──────── Material provided

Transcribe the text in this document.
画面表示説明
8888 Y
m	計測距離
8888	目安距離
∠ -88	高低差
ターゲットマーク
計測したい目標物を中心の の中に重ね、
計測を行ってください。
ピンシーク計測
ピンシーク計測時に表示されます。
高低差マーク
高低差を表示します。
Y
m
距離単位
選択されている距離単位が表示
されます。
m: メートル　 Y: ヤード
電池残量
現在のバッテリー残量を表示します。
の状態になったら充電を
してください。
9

────────────────

Retype all of the material above with every character intact.

Response to this exercise:
Transcribe the text in this document.
画面表示説明
8888 Y
m	計測距離
8888	目安距離
∠ -88	高低差
ターゲットマーク
計測したい目標物を中心の の中に重ね、
計測を行ってください。
ピンシーク計測
ピンシーク計測時に表示されます。
高低差マーク
高低差を表示します。
Y
m
距離単位
選択されている距離単位が表示
されます。
m: メートル　 Y: ヤード
電池残量
現在のバッテリー残量を表示します。
の状態になったら充電を
してください。
9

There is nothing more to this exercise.